-- TASK TO CARRY OUT --
Copy out all lines in the data below containing the string "Loss".

-- INPUT FOR THIS TASK --
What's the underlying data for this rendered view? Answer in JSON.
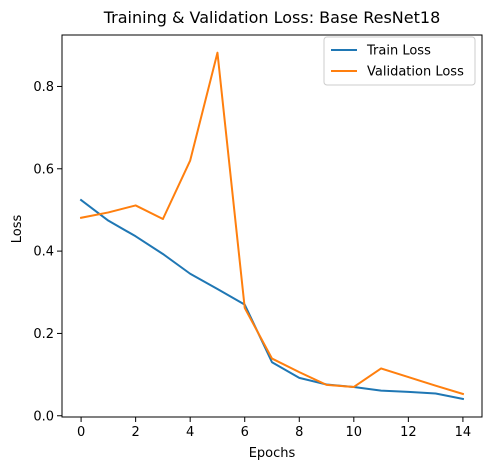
{
  "chart_data": {
    "type": "line",
    "title": "Training & Validation Loss: Base ResNet18",
    "xlabel": "Epochs",
    "ylabel": "Loss",
    "xlim": [
      -0.7,
      14.7
    ],
    "ylim": [
      -0.003,
      0.925
    ],
    "x_ticks": [
      0,
      2,
      4,
      6,
      8,
      10,
      12,
      14
    ],
    "y_ticks": [
      0.0,
      0.2,
      0.4,
      0.6,
      0.8
    ],
    "grid": false,
    "legend_position": "upper right",
    "x": [
      0,
      1,
      2,
      3,
      4,
      5,
      6,
      7,
      8,
      9,
      10,
      11,
      12,
      13,
      14
    ],
    "series": [
      {
        "name": "Train Loss",
        "color": "#1f77b4",
        "values": [
          0.524,
          0.474,
          0.436,
          0.393,
          0.345,
          0.308,
          0.27,
          0.13,
          0.092,
          0.076,
          0.07,
          0.061,
          0.058,
          0.054,
          0.041
        ]
      },
      {
        "name": "Validation Loss",
        "color": "#ff7f0e",
        "values": [
          0.481,
          0.494,
          0.511,
          0.478,
          0.62,
          0.882,
          0.262,
          0.139,
          0.106,
          0.075,
          0.07,
          0.115,
          0.094,
          0.073,
          0.053
        ]
      }
    ]
  }
}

-- ANSWER FOR THE TASK --
    "title": "Training & Validation Loss: Base ResNet18",
    "ylabel": "Loss",
        "name": "Train Loss",
        "name": "Validation Loss",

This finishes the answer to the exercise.